(begin)
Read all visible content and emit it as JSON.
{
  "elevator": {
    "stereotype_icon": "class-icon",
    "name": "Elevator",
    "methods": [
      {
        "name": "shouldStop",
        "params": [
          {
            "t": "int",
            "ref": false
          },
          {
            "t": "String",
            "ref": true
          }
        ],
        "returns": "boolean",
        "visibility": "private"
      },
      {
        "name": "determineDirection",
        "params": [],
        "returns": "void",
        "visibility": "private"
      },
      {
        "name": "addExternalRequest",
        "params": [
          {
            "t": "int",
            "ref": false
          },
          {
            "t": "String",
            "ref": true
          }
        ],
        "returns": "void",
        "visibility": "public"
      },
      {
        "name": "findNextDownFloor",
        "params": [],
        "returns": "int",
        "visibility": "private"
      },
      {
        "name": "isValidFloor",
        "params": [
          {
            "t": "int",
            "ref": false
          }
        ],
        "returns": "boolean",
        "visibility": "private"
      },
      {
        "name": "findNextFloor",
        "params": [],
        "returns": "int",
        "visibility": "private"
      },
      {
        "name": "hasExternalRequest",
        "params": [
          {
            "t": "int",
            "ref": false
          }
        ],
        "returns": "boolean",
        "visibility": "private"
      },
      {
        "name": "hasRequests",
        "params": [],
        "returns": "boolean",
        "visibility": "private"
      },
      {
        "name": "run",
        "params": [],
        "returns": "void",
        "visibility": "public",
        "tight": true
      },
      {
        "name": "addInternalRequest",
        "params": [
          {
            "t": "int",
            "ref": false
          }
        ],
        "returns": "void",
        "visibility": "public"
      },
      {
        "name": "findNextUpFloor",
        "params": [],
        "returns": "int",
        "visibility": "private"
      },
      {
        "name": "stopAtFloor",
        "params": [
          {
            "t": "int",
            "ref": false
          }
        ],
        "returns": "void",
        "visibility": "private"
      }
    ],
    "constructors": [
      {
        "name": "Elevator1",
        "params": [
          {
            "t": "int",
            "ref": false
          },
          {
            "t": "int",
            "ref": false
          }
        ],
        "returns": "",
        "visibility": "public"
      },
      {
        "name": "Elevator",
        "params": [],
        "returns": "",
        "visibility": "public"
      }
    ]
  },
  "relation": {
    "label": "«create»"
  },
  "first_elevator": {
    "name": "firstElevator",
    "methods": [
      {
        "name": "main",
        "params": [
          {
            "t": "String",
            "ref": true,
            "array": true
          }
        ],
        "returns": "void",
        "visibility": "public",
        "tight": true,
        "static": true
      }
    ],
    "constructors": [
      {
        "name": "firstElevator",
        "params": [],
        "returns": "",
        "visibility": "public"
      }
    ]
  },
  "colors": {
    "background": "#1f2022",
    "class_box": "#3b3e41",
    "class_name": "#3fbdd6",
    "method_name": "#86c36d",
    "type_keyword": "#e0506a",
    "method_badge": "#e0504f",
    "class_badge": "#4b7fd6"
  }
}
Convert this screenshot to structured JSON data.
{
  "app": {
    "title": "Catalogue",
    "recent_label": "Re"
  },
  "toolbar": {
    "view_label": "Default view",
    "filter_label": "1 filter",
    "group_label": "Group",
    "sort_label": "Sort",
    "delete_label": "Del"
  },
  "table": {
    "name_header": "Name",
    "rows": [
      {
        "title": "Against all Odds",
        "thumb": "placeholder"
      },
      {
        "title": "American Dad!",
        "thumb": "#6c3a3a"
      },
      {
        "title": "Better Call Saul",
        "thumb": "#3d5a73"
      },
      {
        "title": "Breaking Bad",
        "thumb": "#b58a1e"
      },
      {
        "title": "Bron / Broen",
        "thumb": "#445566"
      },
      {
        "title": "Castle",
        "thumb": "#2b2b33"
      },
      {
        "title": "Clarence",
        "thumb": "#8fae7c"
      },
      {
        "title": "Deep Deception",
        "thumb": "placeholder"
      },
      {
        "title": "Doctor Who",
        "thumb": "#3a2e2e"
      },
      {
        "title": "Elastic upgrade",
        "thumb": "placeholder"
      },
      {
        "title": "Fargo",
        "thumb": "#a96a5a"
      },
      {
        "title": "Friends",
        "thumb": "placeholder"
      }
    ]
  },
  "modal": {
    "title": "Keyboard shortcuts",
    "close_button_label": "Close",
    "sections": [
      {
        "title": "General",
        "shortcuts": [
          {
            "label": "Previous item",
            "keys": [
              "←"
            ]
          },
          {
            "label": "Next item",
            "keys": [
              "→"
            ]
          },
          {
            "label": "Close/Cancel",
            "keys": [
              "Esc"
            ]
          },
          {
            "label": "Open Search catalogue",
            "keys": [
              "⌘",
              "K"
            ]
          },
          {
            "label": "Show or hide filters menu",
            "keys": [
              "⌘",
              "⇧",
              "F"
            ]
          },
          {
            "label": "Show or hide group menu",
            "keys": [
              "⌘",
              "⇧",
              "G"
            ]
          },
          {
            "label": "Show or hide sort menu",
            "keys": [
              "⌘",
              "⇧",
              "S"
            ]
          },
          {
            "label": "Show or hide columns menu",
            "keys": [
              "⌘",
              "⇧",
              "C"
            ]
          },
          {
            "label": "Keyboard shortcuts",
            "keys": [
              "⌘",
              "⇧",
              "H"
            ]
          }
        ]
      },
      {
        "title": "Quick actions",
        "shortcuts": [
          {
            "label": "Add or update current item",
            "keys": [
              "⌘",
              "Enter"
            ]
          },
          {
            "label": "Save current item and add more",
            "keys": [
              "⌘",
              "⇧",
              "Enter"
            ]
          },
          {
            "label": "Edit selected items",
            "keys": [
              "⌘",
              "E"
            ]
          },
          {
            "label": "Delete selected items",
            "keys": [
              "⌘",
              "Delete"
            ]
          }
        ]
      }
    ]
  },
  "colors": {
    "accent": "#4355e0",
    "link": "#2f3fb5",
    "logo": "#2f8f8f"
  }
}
(end)
Each line that holds the word "Show" should be extracted from the records.

**Output:**
            "label": "Show or hide filters menu",
            "label": "Show or hide group menu",
            "label": "Show or hide sort menu",
            "label": "Show or hide columns menu",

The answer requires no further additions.